* WHAT IS REQUIRED *
Check each line of the material. Copy those containing "axis".

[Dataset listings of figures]
▼
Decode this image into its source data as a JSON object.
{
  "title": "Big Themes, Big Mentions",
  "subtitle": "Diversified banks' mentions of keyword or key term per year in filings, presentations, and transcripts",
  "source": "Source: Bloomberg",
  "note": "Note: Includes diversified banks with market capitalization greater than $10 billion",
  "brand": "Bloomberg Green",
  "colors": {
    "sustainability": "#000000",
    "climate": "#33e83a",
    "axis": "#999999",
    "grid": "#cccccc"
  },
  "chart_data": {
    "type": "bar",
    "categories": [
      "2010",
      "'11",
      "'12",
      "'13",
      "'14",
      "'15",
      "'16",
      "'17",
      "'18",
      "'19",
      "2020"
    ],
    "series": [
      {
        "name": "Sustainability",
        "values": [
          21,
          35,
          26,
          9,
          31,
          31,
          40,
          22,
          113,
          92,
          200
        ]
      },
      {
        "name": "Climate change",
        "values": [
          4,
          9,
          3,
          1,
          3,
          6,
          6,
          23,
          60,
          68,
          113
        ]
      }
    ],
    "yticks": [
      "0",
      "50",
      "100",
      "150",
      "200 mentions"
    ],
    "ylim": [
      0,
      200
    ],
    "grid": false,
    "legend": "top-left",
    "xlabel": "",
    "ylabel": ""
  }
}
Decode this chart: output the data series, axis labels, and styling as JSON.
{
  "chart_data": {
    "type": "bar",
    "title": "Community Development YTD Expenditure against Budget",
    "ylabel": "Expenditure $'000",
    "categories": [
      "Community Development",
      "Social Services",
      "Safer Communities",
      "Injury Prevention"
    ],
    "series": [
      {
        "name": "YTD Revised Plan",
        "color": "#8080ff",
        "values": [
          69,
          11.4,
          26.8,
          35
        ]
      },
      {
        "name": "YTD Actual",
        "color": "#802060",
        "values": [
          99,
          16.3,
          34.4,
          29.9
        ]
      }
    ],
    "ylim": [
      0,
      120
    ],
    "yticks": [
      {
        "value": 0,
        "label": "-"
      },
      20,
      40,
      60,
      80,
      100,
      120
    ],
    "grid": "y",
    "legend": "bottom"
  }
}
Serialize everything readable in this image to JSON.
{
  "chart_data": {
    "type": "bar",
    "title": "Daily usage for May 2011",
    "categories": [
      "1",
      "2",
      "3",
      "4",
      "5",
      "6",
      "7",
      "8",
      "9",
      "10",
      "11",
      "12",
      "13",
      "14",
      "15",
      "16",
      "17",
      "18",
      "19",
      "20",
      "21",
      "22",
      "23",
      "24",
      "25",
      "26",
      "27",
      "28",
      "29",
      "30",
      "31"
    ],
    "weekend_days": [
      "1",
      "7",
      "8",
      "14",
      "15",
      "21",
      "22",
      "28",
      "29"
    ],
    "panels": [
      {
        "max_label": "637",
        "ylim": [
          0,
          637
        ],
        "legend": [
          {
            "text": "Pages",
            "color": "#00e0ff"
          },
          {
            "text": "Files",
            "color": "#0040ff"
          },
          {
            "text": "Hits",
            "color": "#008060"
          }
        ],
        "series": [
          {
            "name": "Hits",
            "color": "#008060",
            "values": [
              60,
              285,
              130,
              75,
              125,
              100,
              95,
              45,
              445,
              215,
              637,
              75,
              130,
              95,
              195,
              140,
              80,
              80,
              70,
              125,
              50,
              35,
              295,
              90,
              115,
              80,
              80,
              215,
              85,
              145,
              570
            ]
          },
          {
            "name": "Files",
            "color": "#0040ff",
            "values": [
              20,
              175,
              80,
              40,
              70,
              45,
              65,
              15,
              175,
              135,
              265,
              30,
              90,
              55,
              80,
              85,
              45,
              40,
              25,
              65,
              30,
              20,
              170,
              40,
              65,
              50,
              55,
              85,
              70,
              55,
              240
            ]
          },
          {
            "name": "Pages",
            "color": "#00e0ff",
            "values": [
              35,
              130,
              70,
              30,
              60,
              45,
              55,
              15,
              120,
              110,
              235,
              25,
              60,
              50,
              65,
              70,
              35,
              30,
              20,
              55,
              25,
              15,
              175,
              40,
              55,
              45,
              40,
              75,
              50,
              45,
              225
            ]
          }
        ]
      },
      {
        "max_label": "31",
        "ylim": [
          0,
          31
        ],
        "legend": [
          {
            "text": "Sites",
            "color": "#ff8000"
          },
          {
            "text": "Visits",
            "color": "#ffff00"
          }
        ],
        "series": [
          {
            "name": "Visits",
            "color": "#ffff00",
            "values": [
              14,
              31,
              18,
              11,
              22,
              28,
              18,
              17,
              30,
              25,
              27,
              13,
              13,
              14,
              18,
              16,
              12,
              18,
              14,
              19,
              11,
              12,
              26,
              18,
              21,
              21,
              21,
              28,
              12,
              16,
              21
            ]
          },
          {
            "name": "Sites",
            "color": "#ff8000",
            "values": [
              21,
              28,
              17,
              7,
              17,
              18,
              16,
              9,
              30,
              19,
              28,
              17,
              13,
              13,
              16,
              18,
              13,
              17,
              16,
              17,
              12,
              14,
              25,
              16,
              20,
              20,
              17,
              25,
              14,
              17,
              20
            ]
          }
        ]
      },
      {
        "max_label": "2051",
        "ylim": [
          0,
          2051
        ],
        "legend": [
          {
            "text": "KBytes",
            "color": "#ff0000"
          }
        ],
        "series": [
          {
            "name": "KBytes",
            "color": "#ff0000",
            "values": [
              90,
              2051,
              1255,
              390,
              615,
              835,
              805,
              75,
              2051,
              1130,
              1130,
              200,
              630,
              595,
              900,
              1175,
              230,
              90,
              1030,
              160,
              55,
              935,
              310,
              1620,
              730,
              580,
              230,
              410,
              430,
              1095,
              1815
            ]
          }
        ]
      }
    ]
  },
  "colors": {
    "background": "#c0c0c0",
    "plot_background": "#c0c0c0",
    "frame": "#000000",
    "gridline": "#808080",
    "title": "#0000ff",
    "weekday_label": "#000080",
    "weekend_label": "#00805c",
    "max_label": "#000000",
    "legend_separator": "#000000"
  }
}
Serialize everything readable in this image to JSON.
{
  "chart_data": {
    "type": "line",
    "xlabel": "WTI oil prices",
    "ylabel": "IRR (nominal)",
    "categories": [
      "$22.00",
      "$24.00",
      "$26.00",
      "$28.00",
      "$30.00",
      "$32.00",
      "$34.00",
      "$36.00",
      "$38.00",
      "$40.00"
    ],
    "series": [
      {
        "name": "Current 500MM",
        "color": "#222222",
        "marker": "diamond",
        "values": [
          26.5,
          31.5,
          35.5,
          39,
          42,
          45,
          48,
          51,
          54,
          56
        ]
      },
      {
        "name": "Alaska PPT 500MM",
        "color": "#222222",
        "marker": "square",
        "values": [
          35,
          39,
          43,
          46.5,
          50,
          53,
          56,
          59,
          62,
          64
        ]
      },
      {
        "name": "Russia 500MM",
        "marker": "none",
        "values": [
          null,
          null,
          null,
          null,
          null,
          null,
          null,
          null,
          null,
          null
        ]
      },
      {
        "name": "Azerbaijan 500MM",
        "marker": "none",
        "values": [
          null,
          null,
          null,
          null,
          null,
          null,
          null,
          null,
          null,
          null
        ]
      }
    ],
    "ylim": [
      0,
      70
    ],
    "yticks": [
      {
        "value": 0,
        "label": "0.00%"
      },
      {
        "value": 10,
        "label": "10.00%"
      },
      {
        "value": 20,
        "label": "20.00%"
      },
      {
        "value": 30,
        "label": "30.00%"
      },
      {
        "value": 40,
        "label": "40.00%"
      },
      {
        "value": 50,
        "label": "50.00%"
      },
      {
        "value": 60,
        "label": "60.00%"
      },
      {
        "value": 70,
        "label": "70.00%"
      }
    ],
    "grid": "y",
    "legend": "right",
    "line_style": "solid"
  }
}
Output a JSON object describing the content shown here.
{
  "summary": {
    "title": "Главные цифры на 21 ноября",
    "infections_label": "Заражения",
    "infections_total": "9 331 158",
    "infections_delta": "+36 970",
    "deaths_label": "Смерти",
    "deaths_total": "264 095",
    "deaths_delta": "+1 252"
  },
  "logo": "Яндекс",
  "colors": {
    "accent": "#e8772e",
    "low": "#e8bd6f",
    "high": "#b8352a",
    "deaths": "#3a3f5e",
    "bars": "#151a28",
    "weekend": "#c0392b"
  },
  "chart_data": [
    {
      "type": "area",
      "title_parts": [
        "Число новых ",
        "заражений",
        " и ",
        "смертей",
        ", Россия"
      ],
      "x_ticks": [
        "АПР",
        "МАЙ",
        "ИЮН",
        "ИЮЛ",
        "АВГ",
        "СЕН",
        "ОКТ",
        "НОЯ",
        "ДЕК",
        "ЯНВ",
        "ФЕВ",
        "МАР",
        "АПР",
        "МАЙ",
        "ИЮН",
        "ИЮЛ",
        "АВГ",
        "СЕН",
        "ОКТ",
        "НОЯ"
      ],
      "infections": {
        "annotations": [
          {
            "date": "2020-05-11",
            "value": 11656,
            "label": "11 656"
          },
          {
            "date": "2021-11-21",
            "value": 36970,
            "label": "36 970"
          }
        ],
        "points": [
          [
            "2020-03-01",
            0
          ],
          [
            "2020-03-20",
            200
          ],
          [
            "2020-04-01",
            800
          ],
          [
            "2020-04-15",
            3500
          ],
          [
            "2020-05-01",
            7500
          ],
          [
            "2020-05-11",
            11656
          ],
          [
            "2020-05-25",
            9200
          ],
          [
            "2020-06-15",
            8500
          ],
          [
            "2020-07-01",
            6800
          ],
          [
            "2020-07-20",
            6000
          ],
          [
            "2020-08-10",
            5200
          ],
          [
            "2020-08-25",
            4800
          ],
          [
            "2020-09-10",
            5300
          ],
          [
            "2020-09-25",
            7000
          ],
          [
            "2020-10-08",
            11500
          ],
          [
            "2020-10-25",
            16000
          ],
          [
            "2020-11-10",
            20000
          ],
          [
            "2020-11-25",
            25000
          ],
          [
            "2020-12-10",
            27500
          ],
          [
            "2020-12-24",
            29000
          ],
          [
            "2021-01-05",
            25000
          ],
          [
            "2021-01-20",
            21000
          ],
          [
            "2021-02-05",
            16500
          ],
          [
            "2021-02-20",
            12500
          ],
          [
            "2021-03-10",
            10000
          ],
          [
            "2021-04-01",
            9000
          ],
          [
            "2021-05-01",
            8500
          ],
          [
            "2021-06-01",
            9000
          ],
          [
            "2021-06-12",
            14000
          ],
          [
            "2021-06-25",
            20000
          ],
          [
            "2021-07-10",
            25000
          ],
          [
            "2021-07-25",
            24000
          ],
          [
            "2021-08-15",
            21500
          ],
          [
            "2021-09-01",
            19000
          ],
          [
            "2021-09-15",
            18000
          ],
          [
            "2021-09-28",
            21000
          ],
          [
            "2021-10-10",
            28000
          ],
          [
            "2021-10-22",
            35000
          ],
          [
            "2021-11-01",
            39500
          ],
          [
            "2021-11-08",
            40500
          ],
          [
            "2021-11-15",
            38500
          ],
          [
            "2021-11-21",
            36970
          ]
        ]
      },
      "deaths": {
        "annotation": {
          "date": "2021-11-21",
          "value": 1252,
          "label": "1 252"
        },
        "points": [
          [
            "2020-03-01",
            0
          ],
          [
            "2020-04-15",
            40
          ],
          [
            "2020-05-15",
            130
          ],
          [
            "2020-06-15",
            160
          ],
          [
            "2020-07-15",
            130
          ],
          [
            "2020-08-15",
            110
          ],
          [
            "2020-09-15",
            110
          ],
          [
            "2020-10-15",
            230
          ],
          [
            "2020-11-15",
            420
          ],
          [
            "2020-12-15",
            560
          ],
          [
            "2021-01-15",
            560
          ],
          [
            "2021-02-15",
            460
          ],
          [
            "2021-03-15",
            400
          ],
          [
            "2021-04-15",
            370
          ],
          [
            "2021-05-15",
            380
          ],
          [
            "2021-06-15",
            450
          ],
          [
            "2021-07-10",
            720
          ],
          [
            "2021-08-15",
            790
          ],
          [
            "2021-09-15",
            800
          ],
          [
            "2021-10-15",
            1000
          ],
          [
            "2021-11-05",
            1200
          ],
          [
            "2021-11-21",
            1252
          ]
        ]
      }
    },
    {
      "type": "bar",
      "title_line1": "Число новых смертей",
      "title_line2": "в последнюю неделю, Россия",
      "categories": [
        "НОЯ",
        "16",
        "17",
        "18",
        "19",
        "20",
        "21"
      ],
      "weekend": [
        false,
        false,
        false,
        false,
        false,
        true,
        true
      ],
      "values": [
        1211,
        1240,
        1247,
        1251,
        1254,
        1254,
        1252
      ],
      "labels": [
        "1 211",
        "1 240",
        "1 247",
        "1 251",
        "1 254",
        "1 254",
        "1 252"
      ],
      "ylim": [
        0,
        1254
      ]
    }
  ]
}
▲
* OUTPUT BELOW *
    "axis": "#999999",
Decode this chart: output the data series, axis labels, and styling as JSON.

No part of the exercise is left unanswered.